Source material: Begin

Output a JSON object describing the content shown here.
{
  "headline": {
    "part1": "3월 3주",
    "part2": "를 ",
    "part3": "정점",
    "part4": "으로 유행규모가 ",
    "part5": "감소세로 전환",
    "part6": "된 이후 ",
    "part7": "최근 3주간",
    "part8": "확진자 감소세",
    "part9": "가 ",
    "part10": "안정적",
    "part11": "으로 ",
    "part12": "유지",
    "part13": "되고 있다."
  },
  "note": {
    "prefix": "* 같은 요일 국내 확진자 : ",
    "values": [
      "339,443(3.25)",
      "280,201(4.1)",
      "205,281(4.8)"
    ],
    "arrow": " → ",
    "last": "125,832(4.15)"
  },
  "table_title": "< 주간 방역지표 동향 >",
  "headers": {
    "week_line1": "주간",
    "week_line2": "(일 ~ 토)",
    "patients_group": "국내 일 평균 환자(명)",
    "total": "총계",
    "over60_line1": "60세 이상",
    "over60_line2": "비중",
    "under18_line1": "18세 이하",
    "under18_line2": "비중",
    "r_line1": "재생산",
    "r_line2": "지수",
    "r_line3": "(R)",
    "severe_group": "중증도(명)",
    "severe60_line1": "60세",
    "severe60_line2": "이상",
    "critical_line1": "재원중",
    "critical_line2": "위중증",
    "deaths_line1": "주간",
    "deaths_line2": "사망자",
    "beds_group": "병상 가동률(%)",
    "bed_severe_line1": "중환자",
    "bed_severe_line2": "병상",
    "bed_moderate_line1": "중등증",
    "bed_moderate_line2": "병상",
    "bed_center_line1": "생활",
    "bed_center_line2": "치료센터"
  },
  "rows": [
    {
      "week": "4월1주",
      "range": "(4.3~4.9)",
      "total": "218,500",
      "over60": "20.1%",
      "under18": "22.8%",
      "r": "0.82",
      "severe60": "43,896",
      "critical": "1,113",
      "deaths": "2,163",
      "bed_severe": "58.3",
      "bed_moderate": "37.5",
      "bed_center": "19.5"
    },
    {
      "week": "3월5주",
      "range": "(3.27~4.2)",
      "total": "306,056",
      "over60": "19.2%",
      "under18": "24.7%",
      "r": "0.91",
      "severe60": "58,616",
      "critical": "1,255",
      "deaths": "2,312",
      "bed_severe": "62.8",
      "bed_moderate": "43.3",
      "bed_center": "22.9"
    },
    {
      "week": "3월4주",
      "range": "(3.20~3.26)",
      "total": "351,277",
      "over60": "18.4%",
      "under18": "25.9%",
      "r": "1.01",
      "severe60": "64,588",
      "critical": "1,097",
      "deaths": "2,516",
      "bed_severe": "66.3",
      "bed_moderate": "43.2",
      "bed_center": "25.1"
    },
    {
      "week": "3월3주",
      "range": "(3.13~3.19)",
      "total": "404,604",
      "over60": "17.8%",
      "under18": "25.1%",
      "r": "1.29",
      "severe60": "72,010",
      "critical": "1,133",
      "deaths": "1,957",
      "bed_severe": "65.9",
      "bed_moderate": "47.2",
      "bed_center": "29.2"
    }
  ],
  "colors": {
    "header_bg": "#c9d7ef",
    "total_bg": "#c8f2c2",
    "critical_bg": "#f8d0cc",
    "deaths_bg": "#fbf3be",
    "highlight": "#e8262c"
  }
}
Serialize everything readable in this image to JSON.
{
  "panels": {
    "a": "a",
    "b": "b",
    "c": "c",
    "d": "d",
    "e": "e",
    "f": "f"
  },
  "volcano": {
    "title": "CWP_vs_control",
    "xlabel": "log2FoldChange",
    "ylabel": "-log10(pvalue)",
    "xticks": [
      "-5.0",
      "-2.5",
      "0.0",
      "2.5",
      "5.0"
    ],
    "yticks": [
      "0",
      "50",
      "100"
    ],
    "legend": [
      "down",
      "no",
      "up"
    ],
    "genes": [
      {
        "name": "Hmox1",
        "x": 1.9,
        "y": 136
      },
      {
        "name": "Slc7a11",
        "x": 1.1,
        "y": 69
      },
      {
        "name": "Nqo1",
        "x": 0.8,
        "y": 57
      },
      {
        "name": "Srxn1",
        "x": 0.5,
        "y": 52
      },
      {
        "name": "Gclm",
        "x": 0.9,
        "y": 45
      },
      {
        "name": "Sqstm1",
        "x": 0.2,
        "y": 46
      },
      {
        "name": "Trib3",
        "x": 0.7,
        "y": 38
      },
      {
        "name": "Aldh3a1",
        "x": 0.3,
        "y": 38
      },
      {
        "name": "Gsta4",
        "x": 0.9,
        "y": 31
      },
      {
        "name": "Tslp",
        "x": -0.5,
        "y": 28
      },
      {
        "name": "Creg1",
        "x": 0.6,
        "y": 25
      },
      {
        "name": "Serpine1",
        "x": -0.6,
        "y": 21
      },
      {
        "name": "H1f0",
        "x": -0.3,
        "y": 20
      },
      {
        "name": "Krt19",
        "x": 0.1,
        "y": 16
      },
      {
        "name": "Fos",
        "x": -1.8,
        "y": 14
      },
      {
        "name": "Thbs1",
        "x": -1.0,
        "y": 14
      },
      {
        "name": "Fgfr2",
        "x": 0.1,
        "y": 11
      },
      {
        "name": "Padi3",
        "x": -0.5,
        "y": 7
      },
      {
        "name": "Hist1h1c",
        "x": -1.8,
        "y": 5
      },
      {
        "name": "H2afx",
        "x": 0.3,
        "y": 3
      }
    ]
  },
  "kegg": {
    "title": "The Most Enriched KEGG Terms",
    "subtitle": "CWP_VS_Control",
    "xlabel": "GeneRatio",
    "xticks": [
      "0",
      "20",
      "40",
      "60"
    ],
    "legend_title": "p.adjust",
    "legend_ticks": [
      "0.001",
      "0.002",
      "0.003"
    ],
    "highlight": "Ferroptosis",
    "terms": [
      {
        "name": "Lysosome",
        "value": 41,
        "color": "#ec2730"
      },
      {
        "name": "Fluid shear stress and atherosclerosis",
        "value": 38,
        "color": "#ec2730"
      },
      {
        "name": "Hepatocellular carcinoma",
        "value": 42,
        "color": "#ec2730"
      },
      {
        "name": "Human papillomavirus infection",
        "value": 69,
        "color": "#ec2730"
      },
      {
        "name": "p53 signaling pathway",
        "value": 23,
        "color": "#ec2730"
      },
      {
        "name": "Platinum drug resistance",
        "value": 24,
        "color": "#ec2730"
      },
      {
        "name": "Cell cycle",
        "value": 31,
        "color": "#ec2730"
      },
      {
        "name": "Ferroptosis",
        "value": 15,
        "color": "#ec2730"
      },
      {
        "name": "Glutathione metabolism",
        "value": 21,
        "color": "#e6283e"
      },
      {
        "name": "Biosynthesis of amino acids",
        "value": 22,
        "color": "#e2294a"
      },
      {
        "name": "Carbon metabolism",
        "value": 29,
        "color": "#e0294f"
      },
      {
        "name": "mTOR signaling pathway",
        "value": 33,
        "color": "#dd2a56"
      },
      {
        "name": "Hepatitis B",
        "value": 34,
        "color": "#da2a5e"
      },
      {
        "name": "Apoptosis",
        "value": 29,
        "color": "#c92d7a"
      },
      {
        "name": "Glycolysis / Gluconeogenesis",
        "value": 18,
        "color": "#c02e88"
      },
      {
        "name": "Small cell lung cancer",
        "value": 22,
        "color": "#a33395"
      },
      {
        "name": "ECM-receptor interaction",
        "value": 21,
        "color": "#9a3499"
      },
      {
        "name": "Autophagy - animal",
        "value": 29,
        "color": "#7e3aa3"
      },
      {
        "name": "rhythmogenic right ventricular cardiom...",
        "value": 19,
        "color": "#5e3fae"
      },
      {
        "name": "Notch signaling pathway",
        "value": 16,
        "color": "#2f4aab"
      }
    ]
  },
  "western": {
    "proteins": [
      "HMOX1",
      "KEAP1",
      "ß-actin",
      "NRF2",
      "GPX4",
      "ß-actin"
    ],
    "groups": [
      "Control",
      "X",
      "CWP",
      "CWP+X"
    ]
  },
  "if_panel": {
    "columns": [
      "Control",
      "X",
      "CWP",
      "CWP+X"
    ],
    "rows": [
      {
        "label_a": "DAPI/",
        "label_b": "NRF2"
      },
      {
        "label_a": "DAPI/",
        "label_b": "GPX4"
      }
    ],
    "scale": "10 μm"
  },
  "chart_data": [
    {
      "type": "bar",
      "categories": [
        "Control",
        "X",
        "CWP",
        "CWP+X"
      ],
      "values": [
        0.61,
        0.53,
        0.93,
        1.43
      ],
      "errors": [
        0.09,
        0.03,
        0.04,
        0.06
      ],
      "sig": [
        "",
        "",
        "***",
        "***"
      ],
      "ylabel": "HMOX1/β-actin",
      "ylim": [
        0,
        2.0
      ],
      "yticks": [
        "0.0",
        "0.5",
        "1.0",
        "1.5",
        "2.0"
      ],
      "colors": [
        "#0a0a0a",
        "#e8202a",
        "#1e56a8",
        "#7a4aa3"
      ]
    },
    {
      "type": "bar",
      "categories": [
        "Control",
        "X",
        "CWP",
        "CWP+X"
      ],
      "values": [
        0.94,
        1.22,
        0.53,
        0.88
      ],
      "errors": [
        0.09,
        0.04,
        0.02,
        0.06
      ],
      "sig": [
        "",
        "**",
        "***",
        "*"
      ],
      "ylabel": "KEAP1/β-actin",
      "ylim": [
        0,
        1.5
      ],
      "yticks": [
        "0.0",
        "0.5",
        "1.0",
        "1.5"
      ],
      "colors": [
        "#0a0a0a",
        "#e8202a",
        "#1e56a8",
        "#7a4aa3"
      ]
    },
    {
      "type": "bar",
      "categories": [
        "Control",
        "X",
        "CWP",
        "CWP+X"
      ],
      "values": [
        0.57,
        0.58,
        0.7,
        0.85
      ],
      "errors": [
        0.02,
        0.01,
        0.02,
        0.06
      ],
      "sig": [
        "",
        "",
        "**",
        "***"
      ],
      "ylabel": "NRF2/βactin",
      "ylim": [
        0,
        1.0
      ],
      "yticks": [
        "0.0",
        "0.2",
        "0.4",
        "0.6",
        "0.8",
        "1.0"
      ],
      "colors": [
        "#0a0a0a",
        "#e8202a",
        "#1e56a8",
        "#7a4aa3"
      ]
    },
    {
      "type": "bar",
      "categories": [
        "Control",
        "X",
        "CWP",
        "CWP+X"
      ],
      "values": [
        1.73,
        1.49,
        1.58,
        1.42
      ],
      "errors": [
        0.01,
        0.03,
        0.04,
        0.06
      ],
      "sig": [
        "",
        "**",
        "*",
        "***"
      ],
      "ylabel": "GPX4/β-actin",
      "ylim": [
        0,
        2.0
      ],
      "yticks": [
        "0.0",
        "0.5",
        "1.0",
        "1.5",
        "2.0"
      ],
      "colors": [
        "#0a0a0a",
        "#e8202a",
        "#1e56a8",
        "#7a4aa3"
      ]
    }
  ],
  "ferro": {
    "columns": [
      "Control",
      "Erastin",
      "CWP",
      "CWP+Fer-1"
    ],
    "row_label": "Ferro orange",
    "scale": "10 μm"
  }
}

Source material: End

-- Task statement --
Pull out each line of the entries that contains "metabolism".

-- Exercise solution --
        "name": "Glutathione metabolism",
        "name": "Carbon metabolism",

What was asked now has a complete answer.